> _Brano proposto_:

%%

Venezia – Il costume – Principi di corruzione – Gli schiavi.

Di Pompeo Molmenti

In una città popolatissima, emporio e scala dei commerci d’oriente e d’occidente, si capisce che i costumi non potessero conservare l’antica severità.
Ma non erano certo migliori quelli delle altre città italiane. Già fino dal 1300 Dante rimproverava

Alle sfacciate donne fiorentine
L’andar mostrando con le poppe il petto.

L’avarizia dei preti, sempre secondo Dante, attristava il mondo: Giovanni Boccacci fa scandolezzare il giudeo Abraham pei vizi della corte di Roma: il Sacchetti scriveva che nei chierici ogni vizio di cupidità regnava, e santa Caterina da Siena chiamava ribaldi e barattieri i preti del suo tempo, che furavano il sangue di Cristo.

%%

> _Materiale_:

%%

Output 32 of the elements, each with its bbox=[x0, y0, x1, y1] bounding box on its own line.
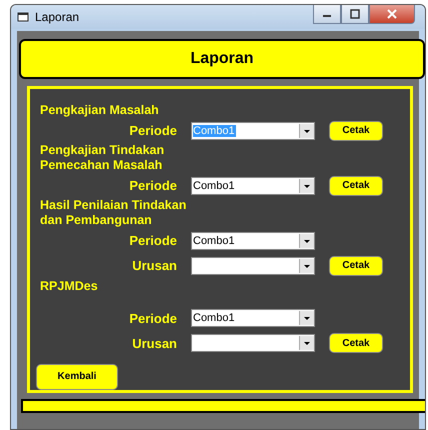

%%

> _Consegna_:
Prosegui il brano sul costume a Venezia riprendendo dall'ultima frase riportata.

> _Svolgimento_:
A tali tristi pitture il Petrarca aggiungeva che nelle città il lenocinio liberamente passeggia, e offesa geme in ogni canto la pudicizia, calpestata la verecondia, cacciato in bando il pudore. Però il Sansovino, verso la fine del cinquecento, osservava come Venezia si fosse conservata in generale meno corrotta fra tante, se bene in ogni tempo fosse stata rifugio de i forestieri, i quali sogliono introdurre in casa altrui le usanze « loro.
Tali parole erano certamente in gran parte inspirate dall’ amore per Venezia, ma certo è che non solo qui la corruzione dipendeva da condizioni affatto speciali, ma che, in mezzo all’immoralità universale,(1) in riva alle lagune viveva ancora una fra le popolazioni più sane di mente e di corpo di tutta Europa.(2)
Chi studia la vita privata dei Veneziani, non deve dimenticare che genti d’ogni nazione e di ogni colore s’ incontravano allora sulla piazza e sul molo di San Marco.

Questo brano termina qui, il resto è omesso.